→ Given records:
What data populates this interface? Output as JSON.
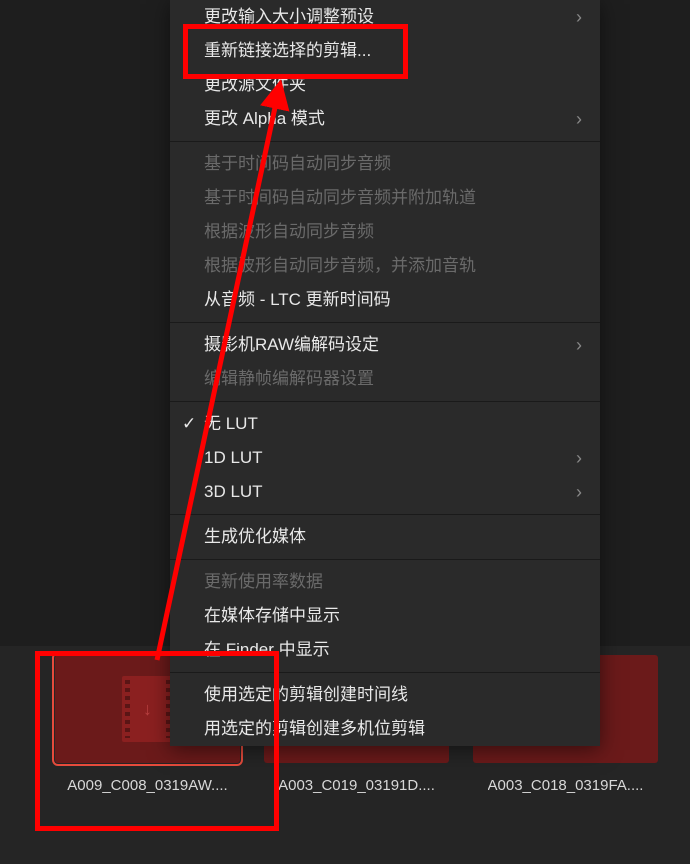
{
  "menu": {
    "items": [
      {
        "label": "更改输入大小调整预设",
        "enabled": true,
        "submenu": true,
        "checked": false
      },
      {
        "label": "重新链接选择的剪辑...",
        "enabled": true,
        "submenu": false,
        "checked": false
      },
      {
        "label": "更改源文件夹",
        "enabled": true,
        "submenu": false,
        "checked": false
      },
      {
        "label": "更改 Alpha 模式",
        "enabled": true,
        "submenu": true,
        "checked": false
      },
      {
        "divider": true
      },
      {
        "label": "基于时间码自动同步音频",
        "enabled": false,
        "submenu": false,
        "checked": false
      },
      {
        "label": "基于时间码自动同步音频并附加轨道",
        "enabled": false,
        "submenu": false,
        "checked": false
      },
      {
        "label": "根据波形自动同步音频",
        "enabled": false,
        "submenu": false,
        "checked": false
      },
      {
        "label": "根据波形自动同步音频，并添加音轨",
        "enabled": false,
        "submenu": false,
        "checked": false
      },
      {
        "label": "从音频 - LTC 更新时间码",
        "enabled": true,
        "submenu": false,
        "checked": false
      },
      {
        "divider": true
      },
      {
        "label": "摄影机RAW编解码设定",
        "enabled": true,
        "submenu": true,
        "checked": false
      },
      {
        "label": "编辑静帧编解码器设置",
        "enabled": false,
        "submenu": false,
        "checked": false
      },
      {
        "divider": true
      },
      {
        "label": "无 LUT",
        "enabled": true,
        "submenu": false,
        "checked": true
      },
      {
        "label": "1D LUT",
        "enabled": true,
        "submenu": true,
        "checked": false
      },
      {
        "label": "3D LUT",
        "enabled": true,
        "submenu": true,
        "checked": false
      },
      {
        "divider": true
      },
      {
        "label": "生成优化媒体",
        "enabled": true,
        "submenu": false,
        "checked": false
      },
      {
        "divider": true
      },
      {
        "label": "更新使用率数据",
        "enabled": false,
        "submenu": false,
        "checked": false
      },
      {
        "label": "在媒体存储中显示",
        "enabled": true,
        "submenu": false,
        "checked": false
      },
      {
        "label": "在 Finder 中显示",
        "enabled": true,
        "submenu": false,
        "checked": false
      },
      {
        "divider": true
      },
      {
        "label": "使用选定的剪辑创建时间线",
        "enabled": true,
        "submenu": false,
        "checked": false
      },
      {
        "label": "用选定的剪辑创建多机位剪辑",
        "enabled": true,
        "submenu": false,
        "checked": false
      }
    ]
  },
  "clips": [
    {
      "label": "A009_C008_0319AW....",
      "selected": true
    },
    {
      "label": "A003_C019_03191D....",
      "selected": false
    },
    {
      "label": "A003_C018_0319FA....",
      "selected": false
    }
  ]
}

→ Brief: From the listing, copy each line containing the word "根据波形自动同步音频".

→ Output:
        "label": "根据波形自动同步音频",
        "label": "根据波形自动同步音频，并添加音轨",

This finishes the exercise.